▶ PROBLEM TO WORK ON
Repeat the records word for word, excluding any picture.

>> BEGIN

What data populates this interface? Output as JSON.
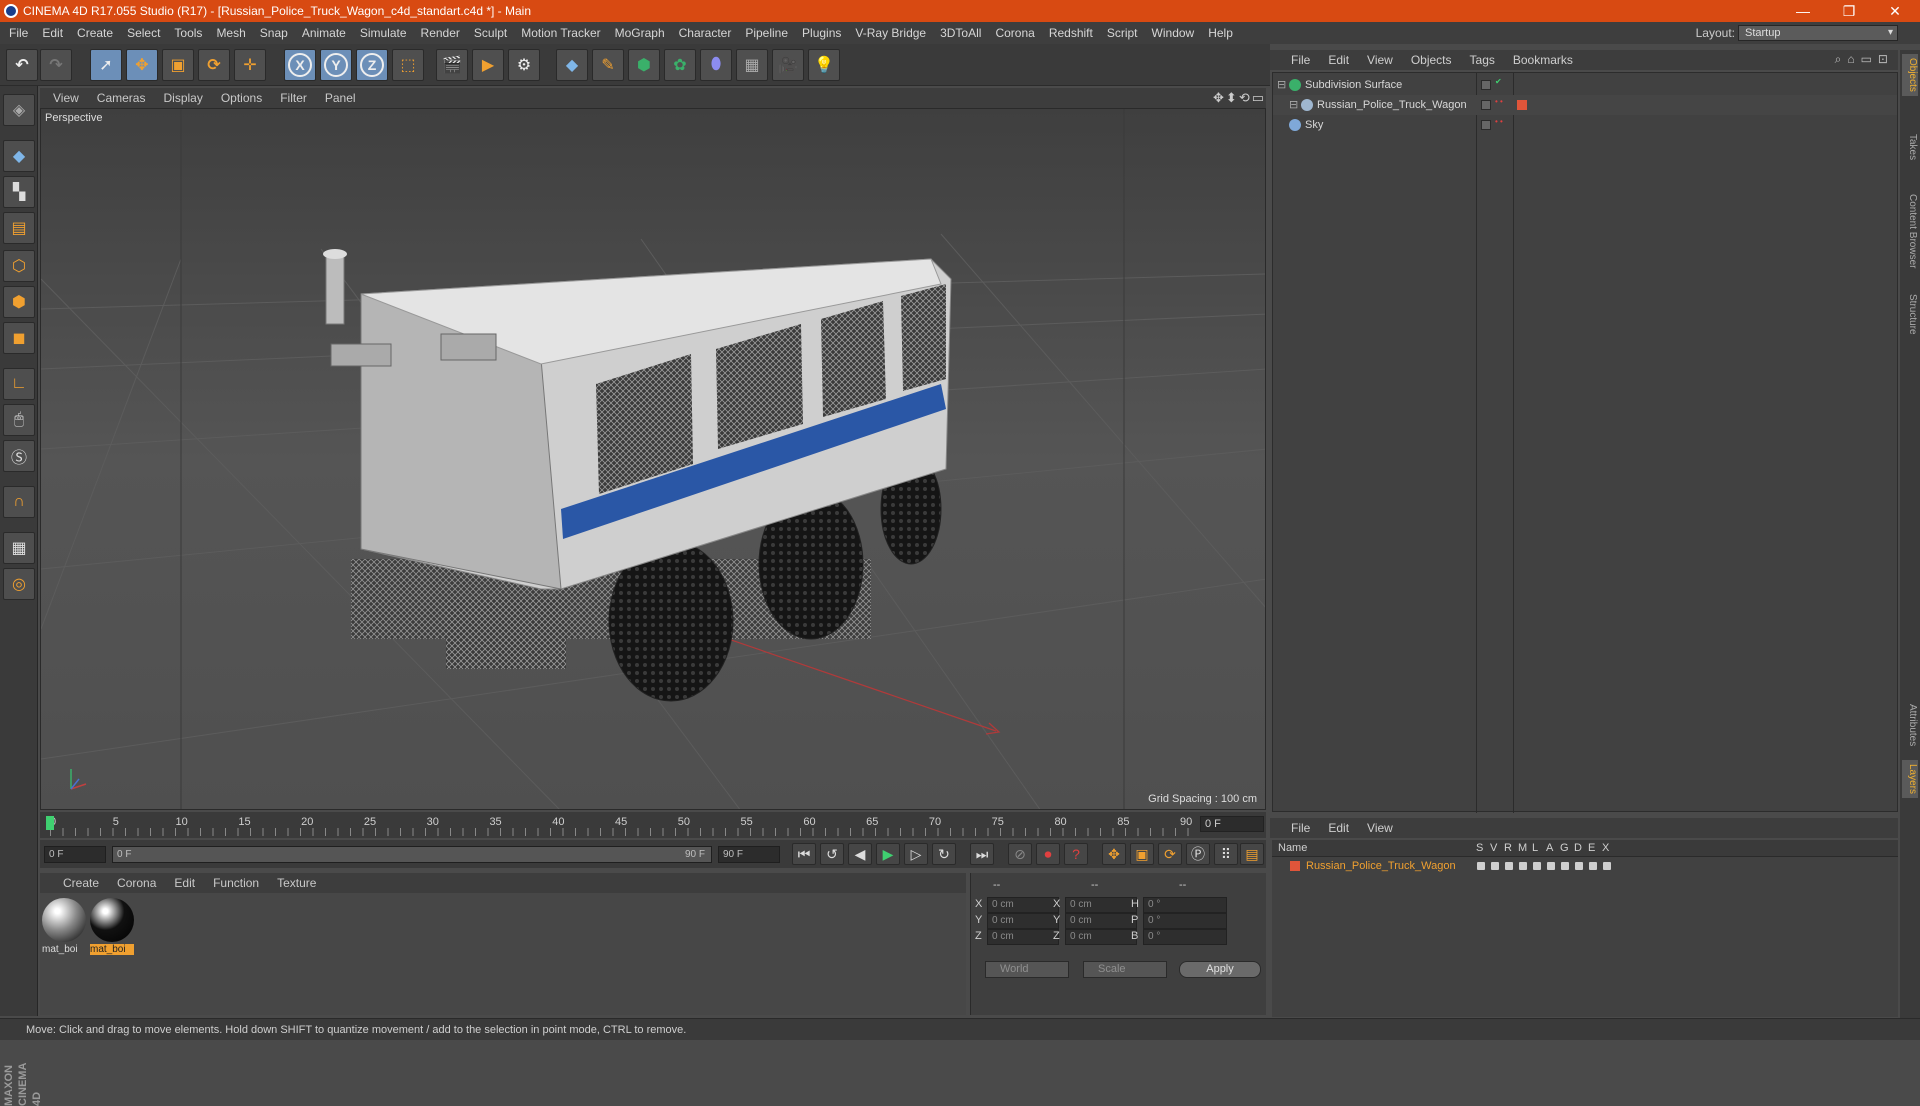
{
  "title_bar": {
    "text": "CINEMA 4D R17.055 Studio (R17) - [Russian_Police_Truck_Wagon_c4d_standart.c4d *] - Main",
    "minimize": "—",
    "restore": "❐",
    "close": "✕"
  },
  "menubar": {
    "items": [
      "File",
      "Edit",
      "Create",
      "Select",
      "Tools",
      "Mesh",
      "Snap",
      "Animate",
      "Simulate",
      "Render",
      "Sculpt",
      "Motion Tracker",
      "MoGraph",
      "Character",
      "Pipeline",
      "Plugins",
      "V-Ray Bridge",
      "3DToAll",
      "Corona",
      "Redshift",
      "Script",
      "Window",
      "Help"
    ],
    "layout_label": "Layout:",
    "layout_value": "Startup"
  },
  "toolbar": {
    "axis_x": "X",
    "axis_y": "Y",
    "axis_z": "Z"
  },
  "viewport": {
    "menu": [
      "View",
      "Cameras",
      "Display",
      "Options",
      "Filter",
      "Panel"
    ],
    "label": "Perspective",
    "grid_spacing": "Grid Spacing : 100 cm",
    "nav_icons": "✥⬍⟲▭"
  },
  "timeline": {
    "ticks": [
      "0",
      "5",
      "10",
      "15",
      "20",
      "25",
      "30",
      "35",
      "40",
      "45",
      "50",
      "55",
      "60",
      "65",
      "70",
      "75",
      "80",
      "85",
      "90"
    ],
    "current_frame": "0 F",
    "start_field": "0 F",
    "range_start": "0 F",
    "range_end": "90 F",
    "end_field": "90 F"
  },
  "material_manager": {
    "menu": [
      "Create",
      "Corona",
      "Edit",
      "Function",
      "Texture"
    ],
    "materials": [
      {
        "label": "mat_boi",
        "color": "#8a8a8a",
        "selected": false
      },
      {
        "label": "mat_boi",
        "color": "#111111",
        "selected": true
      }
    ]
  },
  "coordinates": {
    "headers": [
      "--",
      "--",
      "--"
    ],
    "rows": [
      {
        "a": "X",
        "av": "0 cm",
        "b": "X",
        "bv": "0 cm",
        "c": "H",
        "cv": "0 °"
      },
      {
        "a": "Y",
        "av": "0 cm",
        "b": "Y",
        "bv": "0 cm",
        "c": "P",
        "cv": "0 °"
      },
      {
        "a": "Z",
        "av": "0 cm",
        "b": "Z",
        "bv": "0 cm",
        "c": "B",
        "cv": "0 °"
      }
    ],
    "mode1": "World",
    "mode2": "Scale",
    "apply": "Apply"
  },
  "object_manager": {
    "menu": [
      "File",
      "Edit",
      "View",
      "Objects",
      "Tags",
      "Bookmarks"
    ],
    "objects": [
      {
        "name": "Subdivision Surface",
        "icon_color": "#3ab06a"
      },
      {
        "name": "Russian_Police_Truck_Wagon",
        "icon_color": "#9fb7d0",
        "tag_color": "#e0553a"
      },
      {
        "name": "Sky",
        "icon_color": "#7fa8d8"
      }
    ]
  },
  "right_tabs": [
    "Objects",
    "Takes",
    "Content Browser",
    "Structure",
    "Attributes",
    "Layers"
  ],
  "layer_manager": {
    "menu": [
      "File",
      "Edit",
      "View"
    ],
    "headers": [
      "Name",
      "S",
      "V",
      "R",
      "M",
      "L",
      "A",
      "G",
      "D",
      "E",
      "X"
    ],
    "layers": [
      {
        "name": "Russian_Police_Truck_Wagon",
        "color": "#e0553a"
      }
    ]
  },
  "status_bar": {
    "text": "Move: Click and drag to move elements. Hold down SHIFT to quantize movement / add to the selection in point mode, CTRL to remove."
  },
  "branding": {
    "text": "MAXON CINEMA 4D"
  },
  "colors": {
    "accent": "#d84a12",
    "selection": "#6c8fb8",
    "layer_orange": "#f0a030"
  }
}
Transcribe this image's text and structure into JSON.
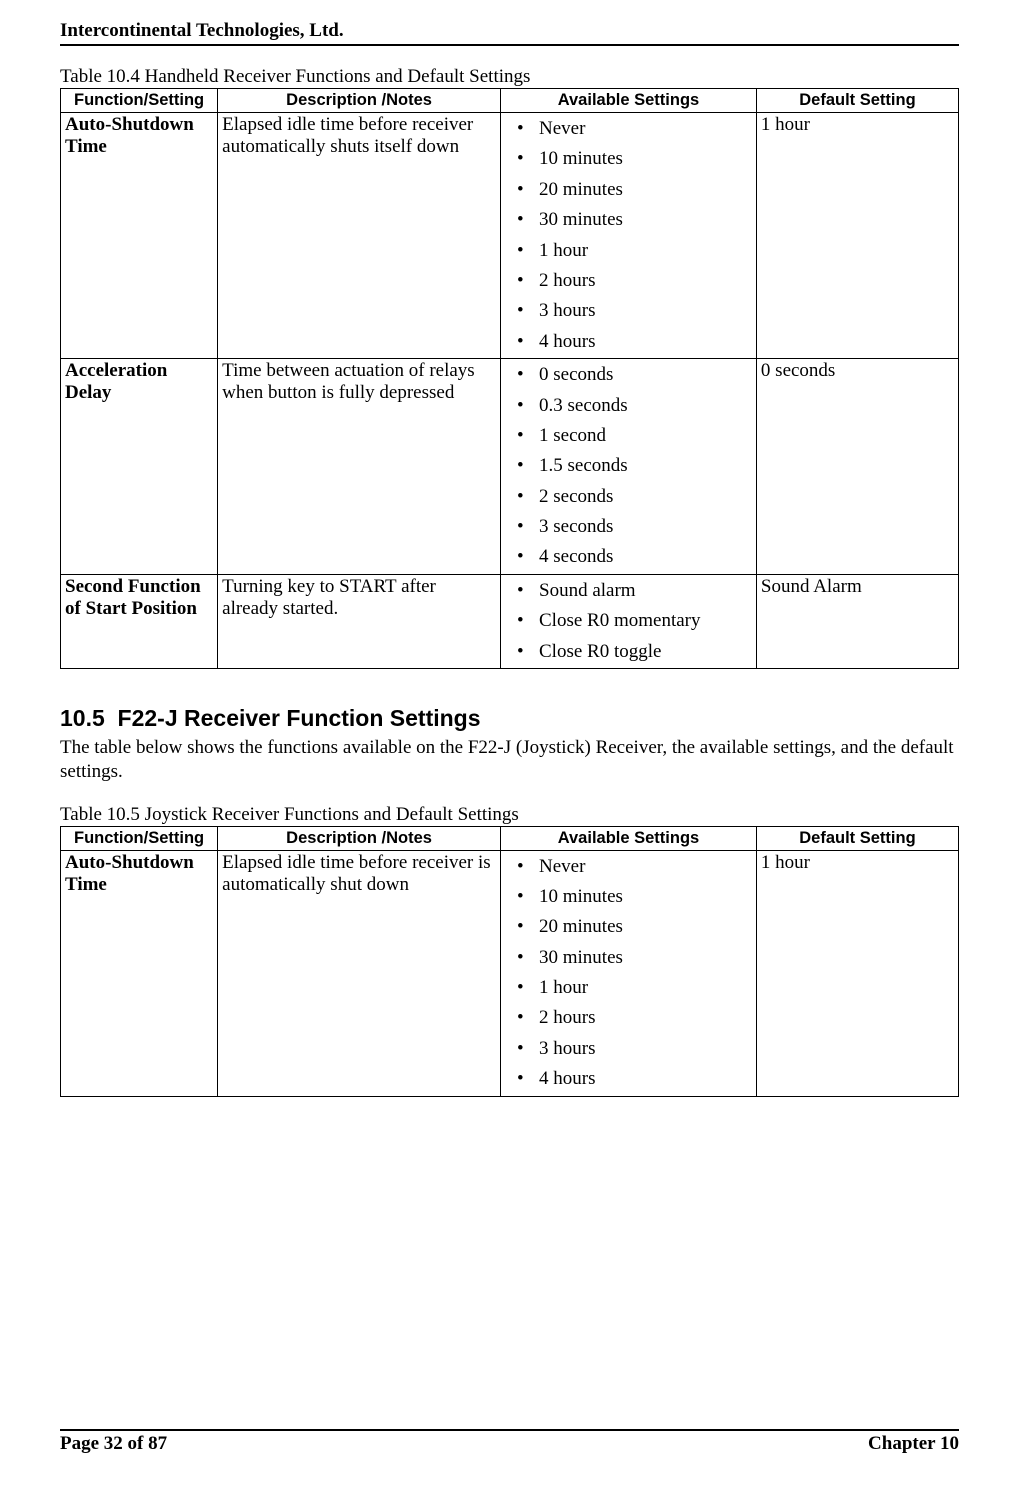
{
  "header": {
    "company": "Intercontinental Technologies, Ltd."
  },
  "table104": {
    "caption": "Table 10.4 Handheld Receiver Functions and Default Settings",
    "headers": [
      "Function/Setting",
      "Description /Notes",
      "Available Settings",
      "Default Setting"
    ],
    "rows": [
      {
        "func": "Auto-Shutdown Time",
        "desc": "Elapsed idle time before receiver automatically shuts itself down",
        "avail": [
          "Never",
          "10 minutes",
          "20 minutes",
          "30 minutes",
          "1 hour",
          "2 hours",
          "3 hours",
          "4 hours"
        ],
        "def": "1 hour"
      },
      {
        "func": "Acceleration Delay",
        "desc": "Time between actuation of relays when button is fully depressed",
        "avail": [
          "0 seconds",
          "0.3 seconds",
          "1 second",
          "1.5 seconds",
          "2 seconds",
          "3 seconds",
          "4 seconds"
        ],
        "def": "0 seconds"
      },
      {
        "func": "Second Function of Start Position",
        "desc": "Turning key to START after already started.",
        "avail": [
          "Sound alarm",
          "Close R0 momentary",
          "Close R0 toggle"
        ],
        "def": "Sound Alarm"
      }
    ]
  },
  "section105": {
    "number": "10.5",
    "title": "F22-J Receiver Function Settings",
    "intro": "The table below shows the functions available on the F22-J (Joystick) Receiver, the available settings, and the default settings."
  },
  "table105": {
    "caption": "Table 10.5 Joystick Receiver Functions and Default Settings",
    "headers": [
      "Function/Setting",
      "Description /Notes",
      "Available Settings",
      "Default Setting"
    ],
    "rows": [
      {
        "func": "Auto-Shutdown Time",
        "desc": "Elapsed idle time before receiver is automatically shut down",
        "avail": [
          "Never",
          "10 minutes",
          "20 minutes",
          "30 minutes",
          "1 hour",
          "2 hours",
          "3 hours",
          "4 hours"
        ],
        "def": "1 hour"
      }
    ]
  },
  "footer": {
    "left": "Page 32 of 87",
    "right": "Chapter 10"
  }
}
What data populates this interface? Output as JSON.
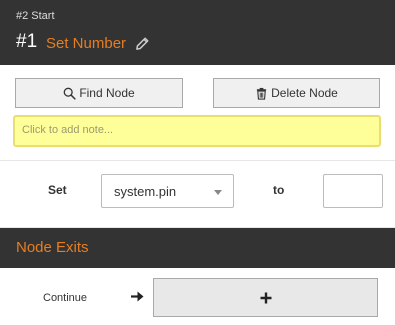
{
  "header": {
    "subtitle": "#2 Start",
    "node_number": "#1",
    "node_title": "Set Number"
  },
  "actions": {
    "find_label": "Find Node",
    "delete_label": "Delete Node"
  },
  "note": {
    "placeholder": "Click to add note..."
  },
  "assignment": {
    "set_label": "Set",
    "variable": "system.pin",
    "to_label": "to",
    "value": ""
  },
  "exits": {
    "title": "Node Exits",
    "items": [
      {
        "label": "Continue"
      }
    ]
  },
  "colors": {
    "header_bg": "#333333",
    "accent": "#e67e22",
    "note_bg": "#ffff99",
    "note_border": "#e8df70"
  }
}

>> END

▶ SOLUTION TO THIS EXERCISE
What data populates this interface? Output as JSON.
{
  "title_bar": {
    "text": "CINEMA 4D R17.055 Studio (R17) - [Russian_Police_Truck_Wagon_c4d_standart.c4d *] - Main",
    "minimize": "—",
    "restore": "❐",
    "close": "✕"
  },
  "menubar": {
    "items": [
      "File",
      "Edit",
      "Create",
      "Select",
      "Tools",
      "Mesh",
      "Snap",
      "Animate",
      "Simulate",
      "Render",
      "Sculpt",
      "Motion Tracker",
      "MoGraph",
      "Character",
      "Pipeline",
      "Plugins",
      "V-Ray Bridge",
      "3DToAll",
      "Corona",
      "Redshift",
      "Script",
      "Window",
      "Help"
    ],
    "layout_label": "Layout:",
    "layout_value": "Startup"
  },
  "toolbar": {
    "axis_x": "X",
    "axis_y": "Y",
    "axis_z": "Z"
  },
  "viewport": {
    "menu": [
      "View",
      "Cameras",
      "Display",
      "Options",
      "Filter",
      "Panel"
    ],
    "label": "Perspective",
    "grid_spacing": "Grid Spacing : 100 cm",
    "nav_icons": "✥⬍⟲▭"
  },
  "timeline": {
    "ticks": [
      "0",
      "5",
      "10",
      "15",
      "20",
      "25",
      "30",
      "35",
      "40",
      "45",
      "50",
      "55",
      "60",
      "65",
      "70",
      "75",
      "80",
      "85",
      "90"
    ],
    "current_frame": "0 F",
    "start_field": "0 F",
    "range_start": "0 F",
    "range_end": "90 F",
    "end_field": "90 F"
  },
  "material_manager": {
    "menu": [
      "Create",
      "Corona",
      "Edit",
      "Function",
      "Texture"
    ],
    "materials": [
      {
        "label": "mat_boi",
        "color": "#8a8a8a",
        "selected": false
      },
      {
        "label": "mat_boi",
        "color": "#111111",
        "selected": true
      }
    ]
  },
  "coordinates": {
    "headers": [
      "--",
      "--",
      "--"
    ],
    "rows": [
      {
        "a": "X",
        "av": "0 cm",
        "b": "X",
        "bv": "0 cm",
        "c": "H",
        "cv": "0 °"
      },
      {
        "a": "Y",
        "av": "0 cm",
        "b": "Y",
        "bv": "0 cm",
        "c": "P",
        "cv": "0 °"
      },
      {
        "a": "Z",
        "av": "0 cm",
        "b": "Z",
        "bv": "0 cm",
        "c": "B",
        "cv": "0 °"
      }
    ],
    "mode1": "World",
    "mode2": "Scale",
    "apply": "Apply"
  },
  "object_manager": {
    "menu": [
      "File",
      "Edit",
      "View",
      "Objects",
      "Tags",
      "Bookmarks"
    ],
    "objects": [
      {
        "name": "Subdivision Surface",
        "icon_color": "#3ab06a"
      },
      {
        "name": "Russian_Police_Truck_Wagon",
        "icon_color": "#9fb7d0",
        "tag_color": "#e0553a"
      },
      {
        "name": "Sky",
        "icon_color": "#7fa8d8"
      }
    ]
  },
  "right_tabs": [
    "Objects",
    "Takes",
    "Content Browser",
    "Structure",
    "Attributes",
    "Layers"
  ],
  "layer_manager": {
    "menu": [
      "File",
      "Edit",
      "View"
    ],
    "headers": [
      "Name",
      "S",
      "V",
      "R",
      "M",
      "L",
      "A",
      "G",
      "D",
      "E",
      "X"
    ],
    "layers": [
      {
        "name": "Russian_Police_Truck_Wagon",
        "color": "#e0553a"
      }
    ]
  },
  "status_bar": {
    "text": "Move: Click and drag to move elements. Hold down SHIFT to quantize movement / add to the selection in point mode, CTRL to remove."
  },
  "branding": {
    "text": "MAXON CINEMA 4D"
  },
  "colors": {
    "accent": "#d84a12",
    "selection": "#6c8fb8",
    "layer_orange": "#f0a030"
  }
}
Transcribe this image's text and structure into JSON.
{
  "header": {
    "company": "Intercontinental Technologies, Ltd."
  },
  "table104": {
    "caption": "Table 10.4 Handheld Receiver Functions and Default Settings",
    "headers": [
      "Function/Setting",
      "Description /Notes",
      "Available Settings",
      "Default Setting"
    ],
    "rows": [
      {
        "func": "Auto-Shutdown Time",
        "desc": "Elapsed idle time before receiver automatically shuts itself down",
        "avail": [
          "Never",
          "10 minutes",
          "20 minutes",
          "30 minutes",
          "1 hour",
          "2 hours",
          "3 hours",
          "4 hours"
        ],
        "def": "1 hour"
      },
      {
        "func": "Acceleration Delay",
        "desc": "Time between actuation of relays when button is fully depressed",
        "avail": [
          "0 seconds",
          "0.3 seconds",
          "1 second",
          "1.5 seconds",
          "2 seconds",
          "3 seconds",
          "4 seconds"
        ],
        "def": "0 seconds"
      },
      {
        "func": "Second Function of Start Position",
        "desc": "Turning key to START after already started.",
        "avail": [
          "Sound alarm",
          "Close R0 momentary",
          "Close R0 toggle"
        ],
        "def": "Sound Alarm"
      }
    ]
  },
  "section105": {
    "number": "10.5",
    "title": "F22-J Receiver Function Settings",
    "intro": "The table below shows the functions available on the F22-J (Joystick) Receiver, the available settings, and the default settings."
  },
  "table105": {
    "caption": "Table 10.5 Joystick Receiver Functions and Default Settings",
    "headers": [
      "Function/Setting",
      "Description /Notes",
      "Available Settings",
      "Default Setting"
    ],
    "rows": [
      {
        "func": "Auto-Shutdown Time",
        "desc": "Elapsed idle time before receiver is automatically shut down",
        "avail": [
          "Never",
          "10 minutes",
          "20 minutes",
          "30 minutes",
          "1 hour",
          "2 hours",
          "3 hours",
          "4 hours"
        ],
        "def": "1 hour"
      }
    ]
  },
  "footer": {
    "left": "Page 32 of 87",
    "right": "Chapter 10"
  }
}
What data populates this interface? Output as JSON.
{
  "header": {
    "subtitle": "#2 Start",
    "node_number": "#1",
    "node_title": "Set Number"
  },
  "actions": {
    "find_label": "Find Node",
    "delete_label": "Delete Node"
  },
  "note": {
    "placeholder": "Click to add note..."
  },
  "assignment": {
    "set_label": "Set",
    "variable": "system.pin",
    "to_label": "to",
    "value": ""
  },
  "exits": {
    "title": "Node Exits",
    "items": [
      {
        "label": "Continue"
      }
    ]
  },
  "colors": {
    "header_bg": "#333333",
    "accent": "#e67e22",
    "note_bg": "#ffff99",
    "note_border": "#e8df70"
  }
}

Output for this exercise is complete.